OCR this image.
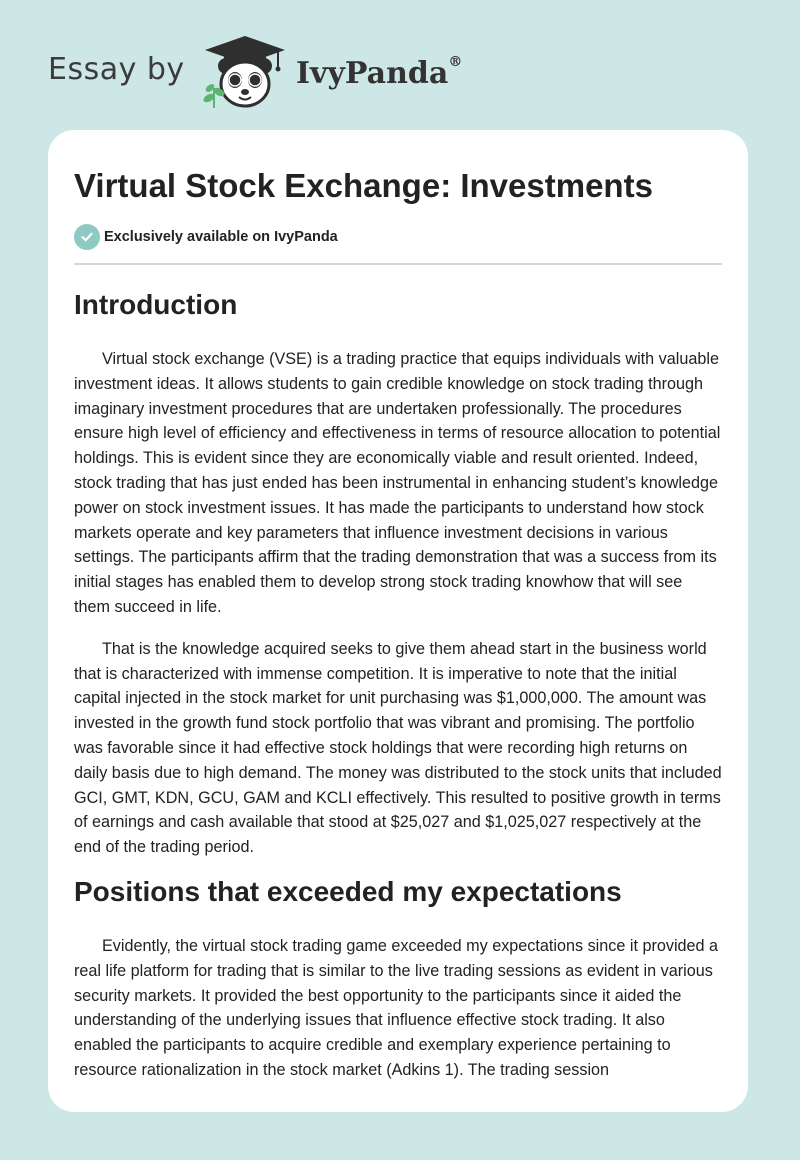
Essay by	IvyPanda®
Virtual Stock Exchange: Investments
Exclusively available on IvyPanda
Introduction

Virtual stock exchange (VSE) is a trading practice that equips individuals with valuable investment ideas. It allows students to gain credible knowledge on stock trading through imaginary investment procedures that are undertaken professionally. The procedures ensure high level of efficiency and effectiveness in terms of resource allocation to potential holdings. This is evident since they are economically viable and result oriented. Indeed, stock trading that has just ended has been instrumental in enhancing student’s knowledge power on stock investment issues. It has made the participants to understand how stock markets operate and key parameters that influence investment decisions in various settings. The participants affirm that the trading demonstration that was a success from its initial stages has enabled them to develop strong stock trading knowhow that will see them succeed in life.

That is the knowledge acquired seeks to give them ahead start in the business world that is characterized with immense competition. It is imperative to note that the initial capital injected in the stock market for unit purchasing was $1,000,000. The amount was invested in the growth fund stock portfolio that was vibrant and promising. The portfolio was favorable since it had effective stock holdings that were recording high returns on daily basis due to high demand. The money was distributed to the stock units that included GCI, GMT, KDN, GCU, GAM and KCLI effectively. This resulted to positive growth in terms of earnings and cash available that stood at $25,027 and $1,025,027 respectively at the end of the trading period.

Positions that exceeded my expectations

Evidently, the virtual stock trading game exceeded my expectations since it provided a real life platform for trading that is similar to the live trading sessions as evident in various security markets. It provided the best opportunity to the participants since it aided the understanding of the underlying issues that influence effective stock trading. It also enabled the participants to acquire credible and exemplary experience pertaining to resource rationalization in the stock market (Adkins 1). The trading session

Set task => Look over the listing above. Pick out and copy every line that includes "IvyPanda".

Written solution =>
Essay by	IvyPanda®
Exclusively available on IvyPanda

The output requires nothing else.